TEXT EXTRACT:
The long train, with thirteen carriages, left Mandalay under dark clouds. Soon it was lightly raining. It rained harder while we stopped at Kyaukse at 4, but soon stopped. The train arrived in Thazi before 6 and I walked through the puddle filled streets to the little hotel where I had stayed three days before, and before that on Christmas Eve (plus another three times in 1994). It rained again about 8 or 9 that evening, but this time there was no monk or priest wailing on a loudspeaker all night.
The next morning at 8:50 I left Thazi on the train, another long one, that had left Mandalay at 6. My ticket for the more than ten hour journey cost only about $6.25. It was raining as we left, but soon stopped. My upper class carriage was uncrowded and comfortable, and I enjoyed the long train journey. I noticed the train tracks crossed over a very wide road, maybe 16 or 20 lanes, at Naypyitaw, the capital. I think it is the road from the airport.
The sun came out in the afternoon, a welcome sight after four days of cloudy skies. The countryside became greener as we headed south, with lots of vegetables and even some newly growing rice. In several southern towns there were enormous dilapidated wooden warehouses, often several of them, near the tracks. They looked empty, with ugly rusted metal roofs. I suppose they once held rice and other commodities. They must have been much nicer with tile or thatch roofs.
The sun disappeared into clouds over the horizon about 5:30 and it got dark between 6 and 6:30. I got off the train not at Yangon, where it was scheduled to arrive at 9, but at Bago, where it arrived just after 7, only a few minutes late after a thirteen hour journey from Mandalay. Just before reaching the station, I could see Bago's golden Shwemawdaw Pagoda, the tallest in Burma at 376 feet, all lit up. I checked into a decent hotel I had stayed in during my 2013-2014 trip to Burma and had my first cold shower in a while, bearable at Bago's low elevation and latitude.

PROVIDED MATERIAL:

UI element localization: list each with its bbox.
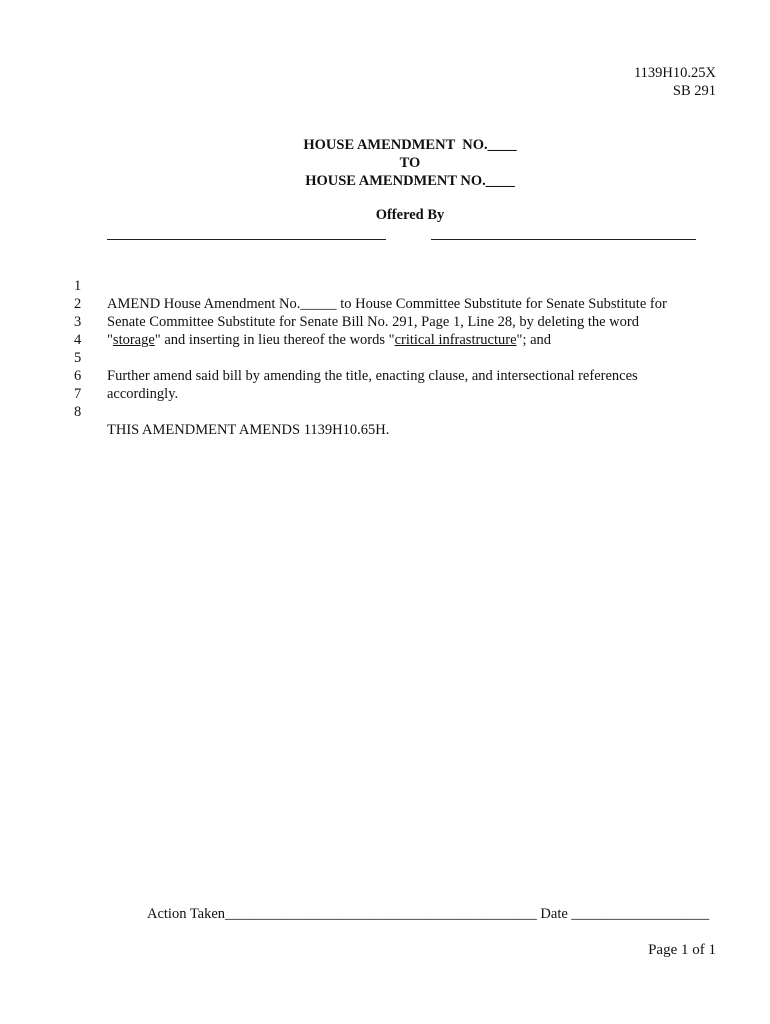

WRITTEN REQUEST 1: In the train journey account, rewrite the passage starting with "The sun disappeared" and going on through "elevation and latitude.", using "modest" in place of "decent".
WRITTEN REQUEST 2: According to the train journey account, why was the cold shower at the hotel in Bago bearable?

FULL OUTPUT 1:
The sun disappeared into clouds over the horizon about 5:30 and it got dark between 6 and 6:30. I got off the train not at Yangon, where it was scheduled to arrive at 9, but at Bago, where it arrived just after 7, only a few minutes late after a thirteen hour journey from Mandalay. Just before reaching the station, I could see Bago's golden Shwemawdaw Pagoda, the tallest in Burma at 376 feet, all lit up. I checked into a modest hotel I had stayed in during my 2013-2014 trip to Burma and had my first cold shower in a while, bearable at Bago's low elevation and latitude.

FULL OUTPUT 2: It was bearable because of Bago's low elevation and latitude.